REQUIRED TASK:
Please output the records below in full, exactly as given, but without the images.

DATA ROWS:
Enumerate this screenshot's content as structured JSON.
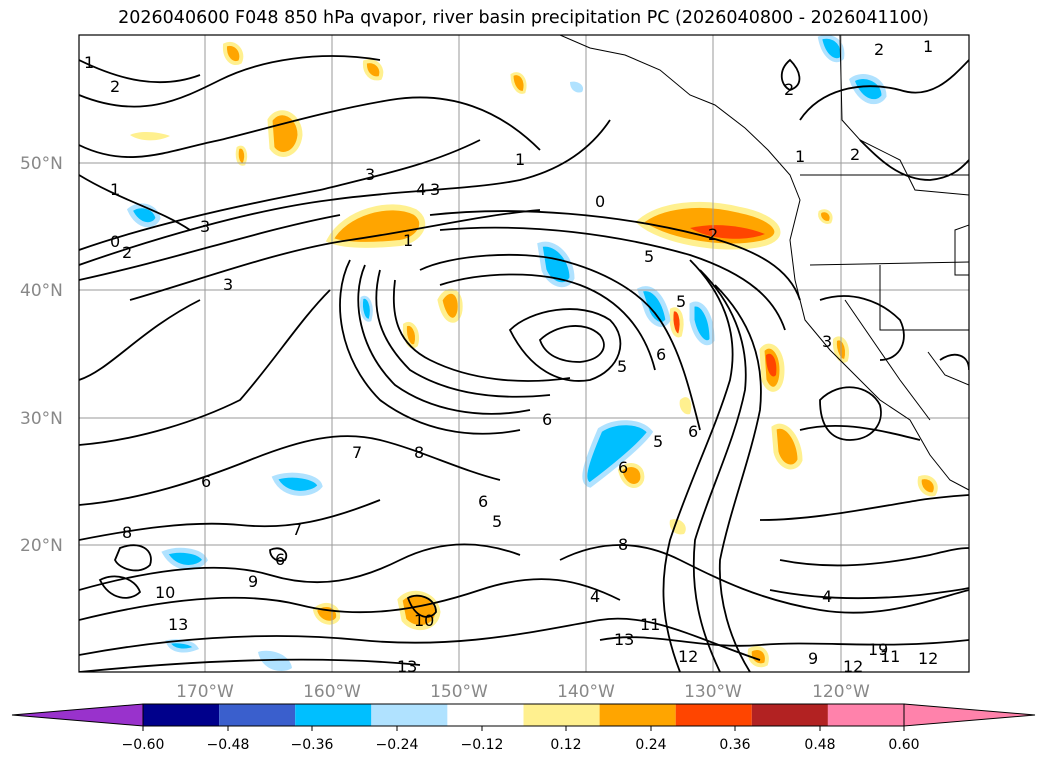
{
  "title": "2026040600 F048 850 hPa qvapor, river basin precipitation PC (2026040800 - 2026041100)",
  "map": {
    "lat_labels": [
      "50°N",
      "40°N",
      "30°N",
      "20°N"
    ],
    "lon_labels": [
      "170°W",
      "160°W",
      "150°W",
      "140°W",
      "130°W",
      "120°W"
    ],
    "contour_labels": [
      "1",
      "2",
      "1",
      "2",
      "2",
      "2",
      "1",
      "1",
      "3",
      "4",
      "3",
      "1",
      "0",
      "2",
      "3",
      "3",
      "0",
      "5",
      "1",
      "2",
      "5",
      "5",
      "6",
      "5",
      "6",
      "6",
      "6",
      "7",
      "8",
      "6",
      "6",
      "5",
      "8",
      "7",
      "6",
      "9",
      "8",
      "10",
      "13",
      "10",
      "13",
      "11",
      "13",
      "12",
      "9",
      "12",
      "11",
      "12",
      "4",
      "19",
      "4",
      "3"
    ]
  },
  "colorbar": {
    "tick_labels": [
      "−0.60",
      "−0.48",
      "−0.36",
      "−0.24",
      "−0.12",
      "0.12",
      "0.24",
      "0.36",
      "0.48",
      "0.60"
    ],
    "colors": {
      "below": "#9932cc",
      "bins": [
        "#00008b",
        "#3a5fcd",
        "#00bfff",
        "#b0e2ff",
        "#ffffff",
        "#fff08f",
        "#ffa500",
        "#ff4500",
        "#b22222",
        "#ff82ab"
      ],
      "above": "#ff82ab"
    }
  }
}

TASK SOLUTION:
Enumerate this screenshot's content as structured JSON.
{
  "title": "2026040600 F048 850 hPa qvapor, river basin precipitation PC (2026040800 - 2026041100)",
  "map": {
    "lat_labels": [
      "50°N",
      "40°N",
      "30°N",
      "20°N"
    ],
    "lon_labels": [
      "170°W",
      "160°W",
      "150°W",
      "140°W",
      "130°W",
      "120°W"
    ],
    "contour_labels": [
      "1",
      "2",
      "1",
      "2",
      "2",
      "2",
      "1",
      "1",
      "3",
      "4",
      "3",
      "1",
      "0",
      "2",
      "3",
      "3",
      "0",
      "5",
      "1",
      "2",
      "5",
      "5",
      "6",
      "5",
      "6",
      "6",
      "6",
      "7",
      "8",
      "6",
      "6",
      "5",
      "8",
      "7",
      "6",
      "9",
      "8",
      "10",
      "13",
      "10",
      "13",
      "11",
      "13",
      "12",
      "9",
      "12",
      "11",
      "12",
      "4",
      "19",
      "4",
      "3"
    ]
  },
  "colorbar": {
    "tick_labels": [
      "−0.60",
      "−0.48",
      "−0.36",
      "−0.24",
      "−0.12",
      "0.12",
      "0.24",
      "0.36",
      "0.48",
      "0.60"
    ],
    "colors": {
      "below": "#9932cc",
      "bins": [
        "#00008b",
        "#3a5fcd",
        "#00bfff",
        "#b0e2ff",
        "#ffffff",
        "#fff08f",
        "#ffa500",
        "#ff4500",
        "#b22222",
        "#ff82ab"
      ],
      "above": "#ff82ab"
    }
  }
}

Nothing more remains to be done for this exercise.